-------- Items --------

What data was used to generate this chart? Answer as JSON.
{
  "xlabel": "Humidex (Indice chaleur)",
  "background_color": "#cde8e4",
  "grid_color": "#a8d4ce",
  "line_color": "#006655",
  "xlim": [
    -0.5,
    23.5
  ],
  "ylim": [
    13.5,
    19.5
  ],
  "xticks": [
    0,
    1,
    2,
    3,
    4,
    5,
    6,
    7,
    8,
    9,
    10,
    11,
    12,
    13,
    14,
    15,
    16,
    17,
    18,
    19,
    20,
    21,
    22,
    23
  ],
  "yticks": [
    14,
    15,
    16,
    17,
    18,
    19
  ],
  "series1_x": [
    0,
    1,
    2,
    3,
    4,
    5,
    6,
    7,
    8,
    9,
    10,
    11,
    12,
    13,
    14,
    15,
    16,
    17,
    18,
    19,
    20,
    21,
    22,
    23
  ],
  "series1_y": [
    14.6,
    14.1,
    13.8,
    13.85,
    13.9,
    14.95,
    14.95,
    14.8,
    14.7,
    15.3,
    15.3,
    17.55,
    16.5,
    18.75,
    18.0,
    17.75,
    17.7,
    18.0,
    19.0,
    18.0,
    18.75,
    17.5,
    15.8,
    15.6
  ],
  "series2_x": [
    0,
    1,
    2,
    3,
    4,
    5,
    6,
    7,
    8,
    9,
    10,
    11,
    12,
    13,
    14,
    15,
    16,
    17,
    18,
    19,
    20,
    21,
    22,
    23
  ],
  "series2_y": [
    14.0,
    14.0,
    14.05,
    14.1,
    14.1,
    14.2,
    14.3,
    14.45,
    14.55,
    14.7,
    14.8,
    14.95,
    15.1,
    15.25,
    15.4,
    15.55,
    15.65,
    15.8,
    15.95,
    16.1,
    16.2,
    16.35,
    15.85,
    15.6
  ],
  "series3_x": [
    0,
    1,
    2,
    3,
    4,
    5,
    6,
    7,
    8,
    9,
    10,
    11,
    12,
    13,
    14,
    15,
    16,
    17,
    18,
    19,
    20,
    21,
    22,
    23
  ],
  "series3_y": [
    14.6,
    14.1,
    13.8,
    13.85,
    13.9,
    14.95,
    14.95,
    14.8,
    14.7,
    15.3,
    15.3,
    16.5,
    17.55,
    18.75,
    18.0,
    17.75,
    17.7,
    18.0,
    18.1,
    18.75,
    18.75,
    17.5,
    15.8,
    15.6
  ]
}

--------
-------- Items --------

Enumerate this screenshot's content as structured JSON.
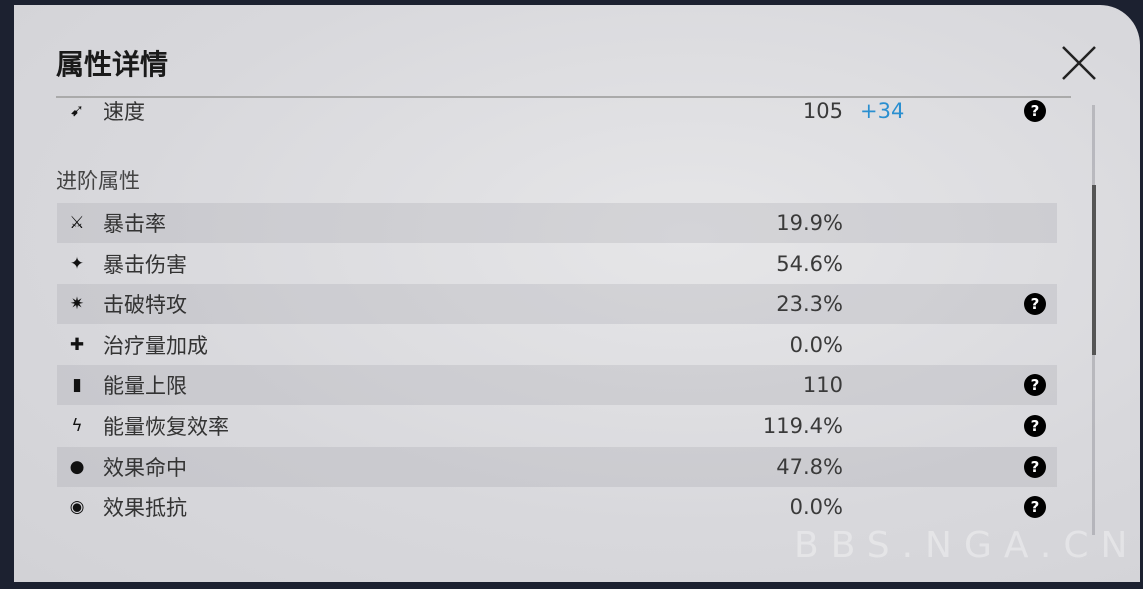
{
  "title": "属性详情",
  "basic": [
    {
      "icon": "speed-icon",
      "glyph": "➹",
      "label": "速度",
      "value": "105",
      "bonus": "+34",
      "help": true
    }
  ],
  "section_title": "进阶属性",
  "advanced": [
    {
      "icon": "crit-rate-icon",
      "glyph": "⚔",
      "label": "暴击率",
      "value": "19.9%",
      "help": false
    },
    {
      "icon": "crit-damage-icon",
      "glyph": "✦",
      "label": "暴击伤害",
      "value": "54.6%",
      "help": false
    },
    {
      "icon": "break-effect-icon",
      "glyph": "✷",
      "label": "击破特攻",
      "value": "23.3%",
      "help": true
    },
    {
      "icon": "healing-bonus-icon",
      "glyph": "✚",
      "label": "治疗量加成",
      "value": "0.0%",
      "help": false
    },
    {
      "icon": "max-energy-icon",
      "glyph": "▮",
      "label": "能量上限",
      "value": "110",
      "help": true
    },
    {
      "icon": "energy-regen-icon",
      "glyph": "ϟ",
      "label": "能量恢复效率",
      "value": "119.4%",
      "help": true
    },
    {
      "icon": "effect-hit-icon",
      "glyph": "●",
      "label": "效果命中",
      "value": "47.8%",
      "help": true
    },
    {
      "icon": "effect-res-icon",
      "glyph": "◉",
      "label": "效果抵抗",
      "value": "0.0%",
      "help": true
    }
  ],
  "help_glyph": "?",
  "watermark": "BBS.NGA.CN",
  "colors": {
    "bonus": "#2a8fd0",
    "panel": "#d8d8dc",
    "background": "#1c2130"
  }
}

--------

# [Exercise description]
Look through the entries above and report each line where the string "effect" occurs.

# [Task response]
      "icon": "break-effect-icon",
      "icon": "effect-hit-icon",
      "icon": "effect-res-icon",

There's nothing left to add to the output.